§ Goal:
From the entries that follow, list every line in which the string "color" appears.
☆ ☆ ☆ ☆ ☆
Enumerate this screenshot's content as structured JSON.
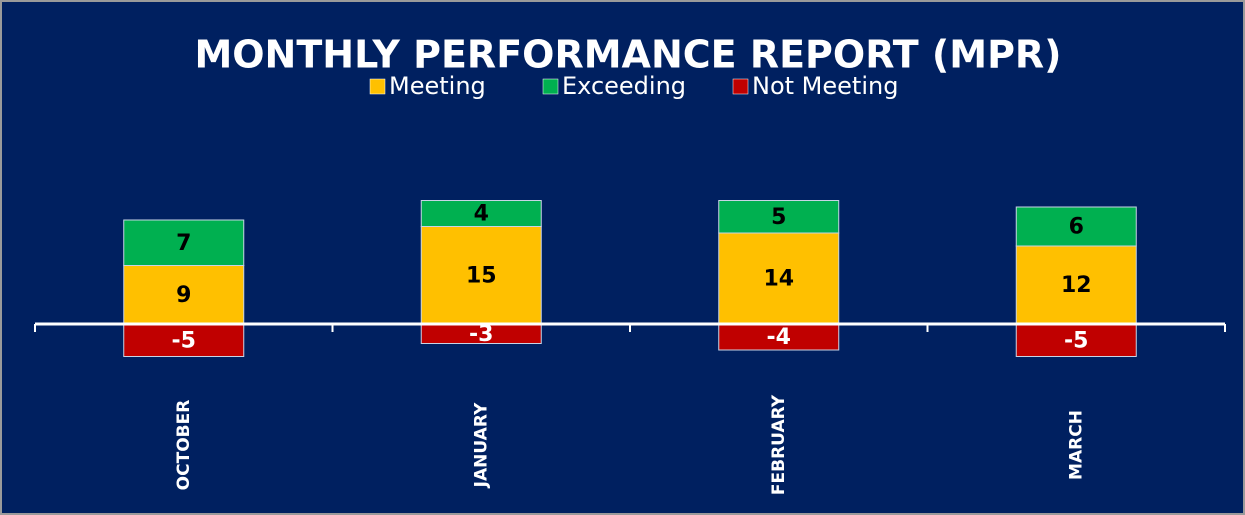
{
  "chart_data": {
    "type": "stacked_bar",
    "title": "MONTHLY PERFORMANCE REPORT (MPR)",
    "categories": [
      "OCTOBER",
      "JANUARY",
      "FEBRUARY",
      "MARCH"
    ],
    "series": [
      {
        "name": "Meeting",
        "color": "#FFC000",
        "values": [
          9,
          15,
          14,
          12
        ]
      },
      {
        "name": "Exceeding",
        "color": "#00B050",
        "values": [
          7,
          4,
          5,
          6
        ]
      },
      {
        "name": "Not Meeting",
        "color": "#C00000",
        "values": [
          -5,
          -3,
          -4,
          -5
        ]
      }
    ],
    "ylim": [
      -10,
      30
    ],
    "legend": "top"
  }
}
☆ ☆ ☆ ☆ ☆
§ Answer for this exercise:
        "color": "#FFC000",
        "color": "#00B050",
        "color": "#C00000",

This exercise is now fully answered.